===== Source material

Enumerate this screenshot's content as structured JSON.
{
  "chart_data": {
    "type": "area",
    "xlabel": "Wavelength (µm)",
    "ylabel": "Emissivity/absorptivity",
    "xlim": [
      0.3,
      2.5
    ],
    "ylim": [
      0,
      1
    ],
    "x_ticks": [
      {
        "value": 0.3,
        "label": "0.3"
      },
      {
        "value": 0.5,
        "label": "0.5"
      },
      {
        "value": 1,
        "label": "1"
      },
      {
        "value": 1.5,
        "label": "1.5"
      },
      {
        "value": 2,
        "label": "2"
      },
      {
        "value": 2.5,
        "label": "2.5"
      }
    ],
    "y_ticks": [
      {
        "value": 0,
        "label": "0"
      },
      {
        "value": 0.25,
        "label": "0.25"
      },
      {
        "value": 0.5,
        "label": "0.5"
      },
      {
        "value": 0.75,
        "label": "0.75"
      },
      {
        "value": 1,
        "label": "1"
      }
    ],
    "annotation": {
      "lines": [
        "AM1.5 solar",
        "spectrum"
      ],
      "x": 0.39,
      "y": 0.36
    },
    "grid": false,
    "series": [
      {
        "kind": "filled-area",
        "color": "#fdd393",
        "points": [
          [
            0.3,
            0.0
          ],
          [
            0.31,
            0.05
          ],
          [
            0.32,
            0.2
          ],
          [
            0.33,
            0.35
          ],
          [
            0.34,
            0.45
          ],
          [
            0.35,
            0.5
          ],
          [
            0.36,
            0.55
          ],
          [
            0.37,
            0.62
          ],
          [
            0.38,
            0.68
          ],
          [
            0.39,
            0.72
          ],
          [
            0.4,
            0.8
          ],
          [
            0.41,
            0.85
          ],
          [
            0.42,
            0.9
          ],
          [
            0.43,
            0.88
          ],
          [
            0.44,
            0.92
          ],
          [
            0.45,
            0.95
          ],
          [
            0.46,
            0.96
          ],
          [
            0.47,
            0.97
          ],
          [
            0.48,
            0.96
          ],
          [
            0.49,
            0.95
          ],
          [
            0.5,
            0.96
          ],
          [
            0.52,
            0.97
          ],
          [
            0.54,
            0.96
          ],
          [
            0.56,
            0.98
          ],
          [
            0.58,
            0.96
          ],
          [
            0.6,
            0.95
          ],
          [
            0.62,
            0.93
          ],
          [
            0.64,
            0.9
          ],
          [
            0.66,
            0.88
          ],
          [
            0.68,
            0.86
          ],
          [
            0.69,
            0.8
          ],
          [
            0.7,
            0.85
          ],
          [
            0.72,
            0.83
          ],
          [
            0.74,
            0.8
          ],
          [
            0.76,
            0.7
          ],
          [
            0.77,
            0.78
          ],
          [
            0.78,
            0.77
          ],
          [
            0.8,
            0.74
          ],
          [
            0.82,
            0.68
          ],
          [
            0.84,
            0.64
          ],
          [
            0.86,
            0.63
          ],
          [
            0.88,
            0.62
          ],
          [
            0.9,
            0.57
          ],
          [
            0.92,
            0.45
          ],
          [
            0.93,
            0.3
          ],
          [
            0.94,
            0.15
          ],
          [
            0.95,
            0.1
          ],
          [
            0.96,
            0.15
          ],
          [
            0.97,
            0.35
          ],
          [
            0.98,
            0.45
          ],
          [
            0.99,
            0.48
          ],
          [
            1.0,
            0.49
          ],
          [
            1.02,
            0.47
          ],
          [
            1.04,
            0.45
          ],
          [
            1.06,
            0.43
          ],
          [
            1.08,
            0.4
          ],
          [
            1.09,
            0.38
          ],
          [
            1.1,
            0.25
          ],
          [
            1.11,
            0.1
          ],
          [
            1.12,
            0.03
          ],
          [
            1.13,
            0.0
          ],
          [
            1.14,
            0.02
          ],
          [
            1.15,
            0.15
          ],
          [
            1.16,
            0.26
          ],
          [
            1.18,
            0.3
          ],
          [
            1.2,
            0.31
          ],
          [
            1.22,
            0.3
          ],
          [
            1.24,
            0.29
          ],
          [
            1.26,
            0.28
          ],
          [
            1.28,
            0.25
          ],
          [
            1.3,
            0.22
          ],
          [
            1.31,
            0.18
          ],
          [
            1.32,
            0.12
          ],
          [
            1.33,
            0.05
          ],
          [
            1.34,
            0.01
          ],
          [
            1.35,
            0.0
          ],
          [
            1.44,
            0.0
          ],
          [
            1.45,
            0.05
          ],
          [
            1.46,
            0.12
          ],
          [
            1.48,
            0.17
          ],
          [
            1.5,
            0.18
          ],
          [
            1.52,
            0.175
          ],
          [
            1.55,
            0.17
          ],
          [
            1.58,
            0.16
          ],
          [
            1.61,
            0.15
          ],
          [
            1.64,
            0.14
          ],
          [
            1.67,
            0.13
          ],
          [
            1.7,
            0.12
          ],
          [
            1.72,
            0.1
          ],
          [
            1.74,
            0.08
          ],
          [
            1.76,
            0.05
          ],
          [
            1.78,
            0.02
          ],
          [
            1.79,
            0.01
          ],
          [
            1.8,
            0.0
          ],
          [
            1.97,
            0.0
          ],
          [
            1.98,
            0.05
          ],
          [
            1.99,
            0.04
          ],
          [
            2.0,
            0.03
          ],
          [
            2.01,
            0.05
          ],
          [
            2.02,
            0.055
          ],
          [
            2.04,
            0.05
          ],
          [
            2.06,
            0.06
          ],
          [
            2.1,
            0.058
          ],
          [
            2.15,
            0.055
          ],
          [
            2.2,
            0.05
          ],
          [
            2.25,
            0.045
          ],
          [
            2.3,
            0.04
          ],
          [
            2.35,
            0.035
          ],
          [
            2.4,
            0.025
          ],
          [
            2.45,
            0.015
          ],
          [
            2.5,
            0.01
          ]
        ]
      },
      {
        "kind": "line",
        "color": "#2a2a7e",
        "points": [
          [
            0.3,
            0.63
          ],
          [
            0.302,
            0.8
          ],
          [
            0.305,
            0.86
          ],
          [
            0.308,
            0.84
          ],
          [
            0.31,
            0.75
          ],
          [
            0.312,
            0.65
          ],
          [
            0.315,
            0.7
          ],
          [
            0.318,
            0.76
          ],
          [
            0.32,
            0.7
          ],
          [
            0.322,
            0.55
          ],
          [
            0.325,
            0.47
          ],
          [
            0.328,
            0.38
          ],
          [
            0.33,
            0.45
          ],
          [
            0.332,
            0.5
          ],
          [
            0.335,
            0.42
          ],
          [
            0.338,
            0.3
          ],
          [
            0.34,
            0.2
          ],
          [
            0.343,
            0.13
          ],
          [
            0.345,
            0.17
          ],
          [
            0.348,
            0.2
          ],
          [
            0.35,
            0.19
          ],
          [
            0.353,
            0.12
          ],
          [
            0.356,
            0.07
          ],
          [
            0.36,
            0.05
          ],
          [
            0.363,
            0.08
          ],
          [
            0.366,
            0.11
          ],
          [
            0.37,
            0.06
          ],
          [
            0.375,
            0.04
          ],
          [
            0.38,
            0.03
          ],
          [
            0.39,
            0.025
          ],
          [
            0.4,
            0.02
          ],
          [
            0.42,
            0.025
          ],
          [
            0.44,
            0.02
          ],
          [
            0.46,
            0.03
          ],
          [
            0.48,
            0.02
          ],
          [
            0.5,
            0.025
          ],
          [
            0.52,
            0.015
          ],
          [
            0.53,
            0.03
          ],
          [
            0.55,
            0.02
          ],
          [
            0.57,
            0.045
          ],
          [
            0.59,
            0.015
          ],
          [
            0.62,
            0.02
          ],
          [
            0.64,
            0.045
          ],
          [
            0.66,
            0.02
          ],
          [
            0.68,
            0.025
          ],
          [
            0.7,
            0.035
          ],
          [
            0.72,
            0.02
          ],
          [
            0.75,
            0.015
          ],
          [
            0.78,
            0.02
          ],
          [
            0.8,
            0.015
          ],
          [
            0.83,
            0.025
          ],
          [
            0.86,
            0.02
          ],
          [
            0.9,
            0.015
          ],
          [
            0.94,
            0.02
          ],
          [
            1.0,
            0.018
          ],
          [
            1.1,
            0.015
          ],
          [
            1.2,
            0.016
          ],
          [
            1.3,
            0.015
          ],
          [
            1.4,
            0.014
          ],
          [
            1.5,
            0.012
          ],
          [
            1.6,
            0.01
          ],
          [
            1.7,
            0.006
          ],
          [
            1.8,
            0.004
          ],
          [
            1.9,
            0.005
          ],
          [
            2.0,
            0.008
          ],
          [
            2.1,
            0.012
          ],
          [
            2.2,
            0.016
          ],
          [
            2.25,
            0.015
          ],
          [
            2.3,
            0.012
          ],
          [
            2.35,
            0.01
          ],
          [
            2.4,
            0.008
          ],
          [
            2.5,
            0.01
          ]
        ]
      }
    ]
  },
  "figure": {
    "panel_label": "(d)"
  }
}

==========

**Task**
Exactly how many lines of the material contain the word "value"? Write the number alone.

**Response to the task**
11